# WORK REQUIRED:
Count each line in which the word "Cost" appears. Reply with the total and nothing more.

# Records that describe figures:
## Start
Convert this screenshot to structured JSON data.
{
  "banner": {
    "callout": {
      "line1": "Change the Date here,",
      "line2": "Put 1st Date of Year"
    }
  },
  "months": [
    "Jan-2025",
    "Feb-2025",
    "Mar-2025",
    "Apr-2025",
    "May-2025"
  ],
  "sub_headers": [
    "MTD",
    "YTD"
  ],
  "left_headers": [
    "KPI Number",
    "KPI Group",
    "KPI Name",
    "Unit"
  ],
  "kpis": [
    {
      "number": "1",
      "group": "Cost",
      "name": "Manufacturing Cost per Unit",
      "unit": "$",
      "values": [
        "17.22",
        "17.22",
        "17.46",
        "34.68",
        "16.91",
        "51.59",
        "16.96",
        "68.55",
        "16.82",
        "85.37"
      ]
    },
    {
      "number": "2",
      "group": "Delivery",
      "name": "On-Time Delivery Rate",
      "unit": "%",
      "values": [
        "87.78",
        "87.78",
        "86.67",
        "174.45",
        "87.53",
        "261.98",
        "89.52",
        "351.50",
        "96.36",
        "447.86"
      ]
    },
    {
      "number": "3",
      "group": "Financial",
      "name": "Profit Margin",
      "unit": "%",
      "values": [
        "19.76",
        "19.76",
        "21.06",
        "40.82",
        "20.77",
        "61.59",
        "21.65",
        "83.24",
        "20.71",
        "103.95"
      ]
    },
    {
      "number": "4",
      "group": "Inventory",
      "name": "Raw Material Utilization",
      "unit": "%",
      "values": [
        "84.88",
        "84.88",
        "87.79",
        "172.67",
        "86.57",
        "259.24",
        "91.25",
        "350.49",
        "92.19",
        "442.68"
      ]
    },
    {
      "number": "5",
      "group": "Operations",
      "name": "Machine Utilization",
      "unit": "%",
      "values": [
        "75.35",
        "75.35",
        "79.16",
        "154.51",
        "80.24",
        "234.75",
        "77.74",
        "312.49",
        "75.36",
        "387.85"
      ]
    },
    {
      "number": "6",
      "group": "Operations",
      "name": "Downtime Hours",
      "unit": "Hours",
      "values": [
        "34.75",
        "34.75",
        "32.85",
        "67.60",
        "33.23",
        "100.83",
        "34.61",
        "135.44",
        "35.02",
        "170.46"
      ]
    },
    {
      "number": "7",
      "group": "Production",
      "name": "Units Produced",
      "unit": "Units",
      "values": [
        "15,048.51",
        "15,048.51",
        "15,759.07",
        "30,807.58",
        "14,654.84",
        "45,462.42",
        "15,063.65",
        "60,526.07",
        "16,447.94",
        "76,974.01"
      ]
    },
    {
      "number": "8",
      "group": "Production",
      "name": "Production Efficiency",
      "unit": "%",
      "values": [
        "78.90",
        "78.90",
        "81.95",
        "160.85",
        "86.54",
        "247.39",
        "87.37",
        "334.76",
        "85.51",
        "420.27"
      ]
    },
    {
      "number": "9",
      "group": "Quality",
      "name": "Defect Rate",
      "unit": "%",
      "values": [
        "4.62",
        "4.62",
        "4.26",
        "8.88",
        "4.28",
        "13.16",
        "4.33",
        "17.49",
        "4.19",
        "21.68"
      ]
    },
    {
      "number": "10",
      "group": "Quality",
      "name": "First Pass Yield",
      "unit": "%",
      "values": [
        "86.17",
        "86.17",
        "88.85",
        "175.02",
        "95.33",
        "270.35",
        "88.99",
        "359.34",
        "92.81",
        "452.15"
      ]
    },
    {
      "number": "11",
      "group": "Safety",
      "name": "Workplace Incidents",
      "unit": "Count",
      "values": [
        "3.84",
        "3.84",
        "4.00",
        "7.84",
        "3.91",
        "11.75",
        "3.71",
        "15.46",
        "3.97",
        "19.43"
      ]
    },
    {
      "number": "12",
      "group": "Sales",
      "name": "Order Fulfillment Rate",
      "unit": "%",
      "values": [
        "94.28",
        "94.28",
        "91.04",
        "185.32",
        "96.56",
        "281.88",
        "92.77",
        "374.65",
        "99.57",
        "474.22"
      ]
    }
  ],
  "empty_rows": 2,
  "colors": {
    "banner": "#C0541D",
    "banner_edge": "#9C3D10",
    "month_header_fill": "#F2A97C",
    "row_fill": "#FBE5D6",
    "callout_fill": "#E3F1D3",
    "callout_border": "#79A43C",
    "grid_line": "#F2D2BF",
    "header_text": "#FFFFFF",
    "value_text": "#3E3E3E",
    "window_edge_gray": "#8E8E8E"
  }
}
## End
# ANSWER TO THIS TASK:
2